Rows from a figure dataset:
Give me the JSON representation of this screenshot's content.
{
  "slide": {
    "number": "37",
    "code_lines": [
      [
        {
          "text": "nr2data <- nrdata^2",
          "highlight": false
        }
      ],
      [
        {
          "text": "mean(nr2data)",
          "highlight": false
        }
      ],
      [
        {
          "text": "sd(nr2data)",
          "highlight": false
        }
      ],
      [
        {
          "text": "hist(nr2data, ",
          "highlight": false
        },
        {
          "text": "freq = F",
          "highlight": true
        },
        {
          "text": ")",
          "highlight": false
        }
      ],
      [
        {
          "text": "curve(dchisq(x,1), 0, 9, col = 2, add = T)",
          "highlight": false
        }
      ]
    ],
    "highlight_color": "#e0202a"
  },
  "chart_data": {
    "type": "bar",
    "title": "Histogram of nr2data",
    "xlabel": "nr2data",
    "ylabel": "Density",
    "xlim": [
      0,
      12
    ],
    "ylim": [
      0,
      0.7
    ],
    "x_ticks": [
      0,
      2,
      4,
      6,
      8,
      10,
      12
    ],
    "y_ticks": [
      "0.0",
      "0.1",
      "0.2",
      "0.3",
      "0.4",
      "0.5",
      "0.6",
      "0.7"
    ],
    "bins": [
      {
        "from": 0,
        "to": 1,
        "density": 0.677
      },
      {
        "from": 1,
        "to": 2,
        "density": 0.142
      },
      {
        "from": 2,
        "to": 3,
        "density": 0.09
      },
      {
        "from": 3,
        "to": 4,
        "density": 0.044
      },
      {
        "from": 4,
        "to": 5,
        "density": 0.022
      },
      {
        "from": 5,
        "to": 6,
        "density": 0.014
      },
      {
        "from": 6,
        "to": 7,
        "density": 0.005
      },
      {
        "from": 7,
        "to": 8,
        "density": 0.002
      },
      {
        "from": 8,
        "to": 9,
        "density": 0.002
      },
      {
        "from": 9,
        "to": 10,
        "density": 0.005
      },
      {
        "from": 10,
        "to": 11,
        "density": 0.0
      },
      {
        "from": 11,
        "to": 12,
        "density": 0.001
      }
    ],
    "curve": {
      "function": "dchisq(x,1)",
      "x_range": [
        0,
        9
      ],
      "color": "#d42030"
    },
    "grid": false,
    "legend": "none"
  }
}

# [Exercise objective]
Return each line among the entries that holds the word "curve".

# [Reply to the task]
          "text": "curve(dchisq(x,1), 0, 9, col = 2, add = T)",
    "curve": {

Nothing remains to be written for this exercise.